# Pasaje proporcionado
★ ★ ★ ★ ★

Implícitamente, el autor se pregunta por
los diferentes intereses y horizontes culturales que el oficio de la traducción
tuvo a lo largo de la historia. Si bien la traducción tuvo una segunda presencia pública a través
de su uso político, la catequización de los nativos, el texto se centra en
presentar las siguientes. El muestrario va hacia inmediatamente lo literario
cuando la presencia de los cronistas devino en su fecunda condición de
“clásicos de la literatura y la traducción hispanoamericana”. Durante los primeros dos siglos de la época colonial, la recopilación y
registro de las creaciones quechuas fueron las prioridades de los traductores. Pero
también lo fueron las traducciones de los clásicos italianos y latinas,
especialmente en el caso del Inca Garcilaso de la Vega y Diego Dávalos
Figueroa. En el S. XVIII predominaron las letras
francesas que tiene en Pedro Peralta Barnuevo a su principal traductor con La Rodoguna y, en menor medida,
aparecen las inglesas. Entrando al S. XIX, la presencia del latín tuvo mayor
fuerza, especialmente con la versión del Salterio
peruano hecha por José Manuel Valdez, aunque una literatura “menos
común” como la portuguesa empieza a tener presencia con Juan de la Pezuela y su
versión de Los Lusiadas. Asimismo, a finales de ese
siglo, se da un acercamiento a la literatura aborigen. No olvidemos que fueron
los poetas del tardío romanticismo quienes tradujeron en distintas versiones y
variados recursos el clásico del teatro quechua, Ollantay.
Entrando al S. XX encontramos otra sugerente variedad. Aunque ha habido
intereses constantes —franceses, latinos, ingleses, alemanes o italianos— este
siglo nos trajo otros horizontes culturales. El S. XX tiene en los modernistas
los primeros en interesados en el Brasil literario. Con distinto éxito y grado
de importancia, Víctor G. Mantilla, José Santos Chocano y Enrique Bustamante y
Ballivián fueron los primeros en traducir a poetas brasileños. Esta lengua tuvo
una relativa presencia a lo largo del S. XX, especialmente en los años ochenta,
con las publicaciones de los treinta y un volúmenes hechas por poetas peruanos.
Por otra parte, en las primeras décadas
del siglo pasado, Adolfo Vienrich tradujo canciones folklóricas quechuas y,
recién en los años treinta, apareció su sucesor en dicho campo: José María
Arguedas. Al igual
que el rescate de los distintos registros de la literatura quechua, a lo largo
del siglo surgieron marcados intereses por las lenguas orientales y alemana. El
principal traductor de la poesía china ha sido Guillermo Dañino, quien ha
tenido sucesores que continúan su labor en esa como en otras literaturas:
grecolatinas, hindú y japonesas. Asimismo, Juan José del Solar ha sido el
principal traductor de varios clásicos de la literatura en lengua alemana:
Canetti, Kafka, Walser, Brecht. Recordemos también al
traductor principal de la generación del cincuenta, Javier Sologuren, quien
introdujo al país la lírica sueca. En los años más recientes, entre otros traductores interesantes
están Isabel Sabogal con una traducción de Czeslaw Milosz, Renato Sandoval con
Rilke y Reynaldo Jiménez con Haroldo de Campos.

★ ★ ★ ★ ★

# Registros extraídos
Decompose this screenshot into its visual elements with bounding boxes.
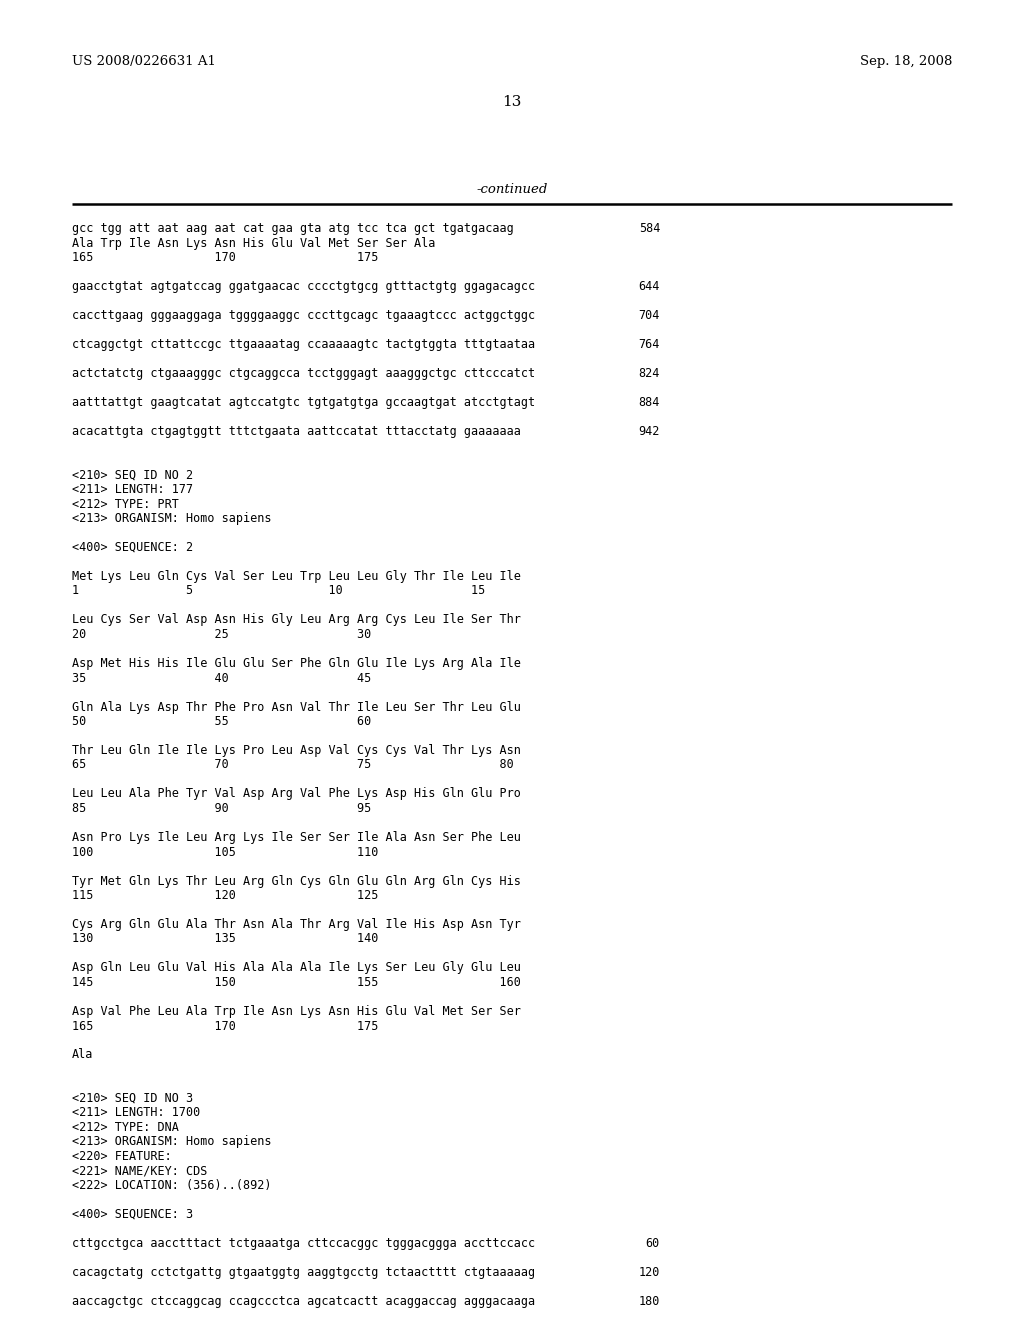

★ ★ ★ ★ ★

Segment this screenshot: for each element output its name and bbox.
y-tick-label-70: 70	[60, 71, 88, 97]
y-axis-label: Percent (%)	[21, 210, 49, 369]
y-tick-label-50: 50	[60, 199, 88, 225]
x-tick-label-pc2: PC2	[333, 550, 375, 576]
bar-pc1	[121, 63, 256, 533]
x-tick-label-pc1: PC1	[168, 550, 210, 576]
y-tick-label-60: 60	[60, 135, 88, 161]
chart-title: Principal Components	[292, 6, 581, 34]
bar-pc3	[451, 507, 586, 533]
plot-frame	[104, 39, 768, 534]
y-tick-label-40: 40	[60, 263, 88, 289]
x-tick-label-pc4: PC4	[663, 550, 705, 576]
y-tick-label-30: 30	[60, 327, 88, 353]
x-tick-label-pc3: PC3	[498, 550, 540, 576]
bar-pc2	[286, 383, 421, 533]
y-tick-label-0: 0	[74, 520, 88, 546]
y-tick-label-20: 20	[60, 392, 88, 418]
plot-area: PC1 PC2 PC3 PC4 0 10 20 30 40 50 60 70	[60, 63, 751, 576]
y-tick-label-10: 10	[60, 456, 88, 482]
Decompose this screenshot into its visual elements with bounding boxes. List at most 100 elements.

★ ★ ★ ★ ★

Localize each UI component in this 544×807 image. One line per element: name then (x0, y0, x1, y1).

★ ★ ★ ★ ★

# Problema planteado 1
Traduce al inglés la siguiente oración del pasaje proporcionado: "Asimismo, Juan José del Solar ha sido el principal traductor de varios clásicos de la literatura en lengua alemana: Canetti, Kafka, Walser, Brecht."
# Problema planteado 2
Copia de nuevo el fragmento del pasaje proporcionado que empieza por "Entrando al S. XX" y sigue hasta "por poetas peruanos.", y cambia "poetas brasileños" por "autores brasileños".

# Solución escrita 1
Likewise, Juan José del Solar has been the principal translator of several classics of German-language literature: Canetti, Kafka, Walser, Brecht.

# Solución escrita 2
Entrando al S. XX encontramos otra sugerente variedad. Aunque ha habido
intereses constantes —franceses, latinos, ingleses, alemanes o italianos— este
siglo nos trajo otros horizontes culturales. El S. XX tiene en los modernistas
los primeros en interesados en el Brasil literario. Con distinto éxito y grado
de importancia, Víctor G. Mantilla, José Santos Chocano y Enrique Bustamante y
Ballivián fueron los primeros en traducir a autores brasileños. Esta lengua tuvo
una relativa presencia a lo largo del S. XX, especialmente en los años ochenta,
con las publicaciones de los treinta y un volúmenes hechas por poetas peruanos.